--- START ---

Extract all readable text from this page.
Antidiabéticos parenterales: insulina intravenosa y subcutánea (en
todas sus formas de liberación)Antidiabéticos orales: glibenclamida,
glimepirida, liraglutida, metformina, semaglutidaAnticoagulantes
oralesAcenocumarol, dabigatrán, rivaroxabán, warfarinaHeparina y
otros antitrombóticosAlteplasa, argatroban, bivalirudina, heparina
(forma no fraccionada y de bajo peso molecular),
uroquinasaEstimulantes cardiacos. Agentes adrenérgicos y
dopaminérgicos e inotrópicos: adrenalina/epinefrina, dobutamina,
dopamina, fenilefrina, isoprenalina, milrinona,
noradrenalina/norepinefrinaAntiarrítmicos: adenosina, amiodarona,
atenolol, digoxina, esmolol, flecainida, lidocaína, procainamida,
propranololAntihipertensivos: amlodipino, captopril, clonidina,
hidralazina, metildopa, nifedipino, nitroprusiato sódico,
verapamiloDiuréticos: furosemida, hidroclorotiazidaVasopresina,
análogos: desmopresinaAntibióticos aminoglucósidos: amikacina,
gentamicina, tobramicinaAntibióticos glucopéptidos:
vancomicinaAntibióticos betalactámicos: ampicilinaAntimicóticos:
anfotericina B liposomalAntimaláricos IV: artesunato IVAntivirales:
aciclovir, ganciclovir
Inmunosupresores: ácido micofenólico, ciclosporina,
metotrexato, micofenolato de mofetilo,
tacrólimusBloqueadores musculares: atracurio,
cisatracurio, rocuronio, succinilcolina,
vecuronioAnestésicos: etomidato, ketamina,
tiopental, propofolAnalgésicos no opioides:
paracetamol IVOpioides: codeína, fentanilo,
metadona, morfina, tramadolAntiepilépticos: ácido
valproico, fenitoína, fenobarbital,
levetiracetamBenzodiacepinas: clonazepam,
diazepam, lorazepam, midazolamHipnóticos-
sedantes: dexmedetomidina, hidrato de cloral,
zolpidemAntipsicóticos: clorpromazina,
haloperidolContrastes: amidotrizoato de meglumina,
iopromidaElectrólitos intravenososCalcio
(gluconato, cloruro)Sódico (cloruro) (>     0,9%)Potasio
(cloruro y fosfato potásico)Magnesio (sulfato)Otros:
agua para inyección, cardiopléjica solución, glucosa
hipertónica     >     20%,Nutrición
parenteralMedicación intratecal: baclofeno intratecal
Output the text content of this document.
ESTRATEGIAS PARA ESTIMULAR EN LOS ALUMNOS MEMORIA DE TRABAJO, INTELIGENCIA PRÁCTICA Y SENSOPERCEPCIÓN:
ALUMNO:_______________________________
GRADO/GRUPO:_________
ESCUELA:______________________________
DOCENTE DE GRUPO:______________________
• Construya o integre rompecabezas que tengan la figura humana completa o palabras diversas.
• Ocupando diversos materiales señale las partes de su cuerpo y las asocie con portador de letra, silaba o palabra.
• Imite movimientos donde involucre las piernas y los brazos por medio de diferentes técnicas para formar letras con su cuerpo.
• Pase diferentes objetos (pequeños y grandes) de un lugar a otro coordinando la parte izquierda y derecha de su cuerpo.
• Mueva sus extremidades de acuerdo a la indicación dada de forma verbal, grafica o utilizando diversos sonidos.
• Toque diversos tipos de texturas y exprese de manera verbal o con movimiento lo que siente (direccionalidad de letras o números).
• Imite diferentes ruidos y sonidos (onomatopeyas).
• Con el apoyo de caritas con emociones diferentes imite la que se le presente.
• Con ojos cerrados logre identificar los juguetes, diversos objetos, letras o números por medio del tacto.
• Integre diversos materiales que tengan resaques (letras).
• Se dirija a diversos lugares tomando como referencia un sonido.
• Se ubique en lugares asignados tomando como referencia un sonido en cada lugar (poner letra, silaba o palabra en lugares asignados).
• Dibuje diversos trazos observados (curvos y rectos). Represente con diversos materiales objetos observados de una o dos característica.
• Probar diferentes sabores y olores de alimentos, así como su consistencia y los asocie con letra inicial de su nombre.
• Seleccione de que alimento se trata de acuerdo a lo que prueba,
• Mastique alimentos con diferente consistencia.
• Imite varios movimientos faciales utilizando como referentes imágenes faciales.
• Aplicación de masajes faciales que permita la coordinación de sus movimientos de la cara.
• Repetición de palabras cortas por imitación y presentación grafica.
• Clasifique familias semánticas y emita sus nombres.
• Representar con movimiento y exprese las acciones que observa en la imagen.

--- END ---

(Problem to solve): Check each line of the listing for "exprese", and copy the ones that hold it.

(Answer section):
• Toque diversos tipos de texturas y exprese de manera verbal o con movimiento lo que siente (direccionalidad de letras o números).
• Representar con movimiento y exprese las acciones que observa en la imagen.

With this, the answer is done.